(Passage given):

Welcome to Issue 18,

This week brought a small piece of magic I didn't see coming — a sugarcane tasting, a garden tour, and a connection that's been quietly waiting in the wings for years. I'll get into it below. There's also a meaty section on irrigation math (a student asked, and I think a lot of you have been wondering the same thing), a heads-up on spider mites, and a Thought of the Week that wandered into territory I didn't expect when I started writing it.

Join me Monday for Garden Office Hours at 5:30pm: Monday Garden Office Hour Livestream. I'll be doing a yard update, showing how I pruned the tomatoes, checking on the chayote, and planting up a few areas while we talk about your gardens too.

Let's dig in.


For Students

Registration Week — Please Read

This is registration week for summer and fall classes. Here's how it works depending on which class you're in:

In-person students: I'll have registration cards in class and will give you time to fill them out. Easy.

Online students: You'll need to register through the online form. I can no longer help with this directly — the office handles it all now. Here's the process:

  • Step 1: Apply at mtsac.edu/noncreditapp. If you need help, tech support info and a live support Zoom link are available here.

  • Step 2: After the application, you can call or email the office to register if you have any trouble with the website: 909-274-4192 or vre@mtsac.edu.

If you have questions, please reach out — and if any of your friends or family have been thinking about taking one of my classes, this is the week to get them signed up.

Regenerative Gardening — Week 11

We're heading into Week 11, and we've got a lot to cover.

We'll start with Your Garden in May — our usual monthly group discussion where I want to hear what you're planning for your gardens this month, and I'll walk through what to expect over the course of May with monthly reminders for things to keep on top of.

After that, we have a lecture on indoor gardening — an introduction to growing plants indoors and keeping them healthy. We'll also cover an introduction to plant nutrients, including NPK and how to remember what each one does (this is one of those things that sticks better with a memory trick, so I'll share mine). If we have time, we'll wrap up with a look at an invasive pest — I haven't picked which one yet, but we'll dig into something practical.

Fundamentals of Sustainability — Week 11

This week we're tackling life cycle analysis and carbon footprints. Life cycle analysis is the framework we use to understand the environmental impact of a product from production all the way through to its end of life — and it's one of the most important tools we have for thinking clearly about sustainability.

(Goal of the exercise):
Can you carry the gardening newsletter forward from its last sentence?

(Information provided):
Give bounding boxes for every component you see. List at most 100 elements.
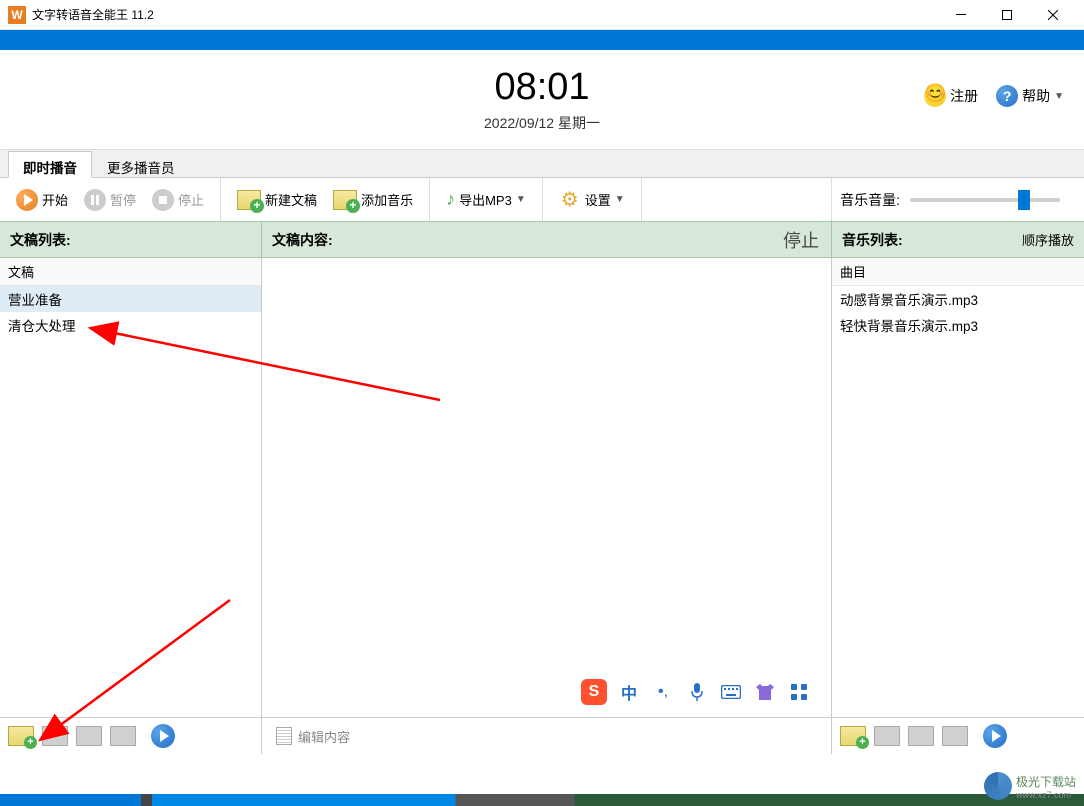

(Right answer):
We'll talk about carbon footprints and why they matter, but I also want to push us to look at the complete picture. Carbon is one byproduct of our society that can cause harm to future generations — but it's not the only one. Pollution, environmental destruction, water use, waste — all of these matter too. The goal is to balance the full set of impacts, not just optimize for one number.

A Note for My Online Students

I want to remind everyone in the online classes that I've been posting weekly class reviews on the discussion board. I take the transcripts from our class meetings and run them through an AI tool to create a summary of what we covered, including the discussions we had together. It's a really good way to revisit material from earlier in the semester.

This week I want to encourage all of you to head over to the discussion board, pick one week that interested you, read through the review (you don't have to read the whole thing — just skim what catches your eye), and then post a reply with your thoughts. What stuck with you? What was most valuable? Was there anything you wish we'd gone deeper on?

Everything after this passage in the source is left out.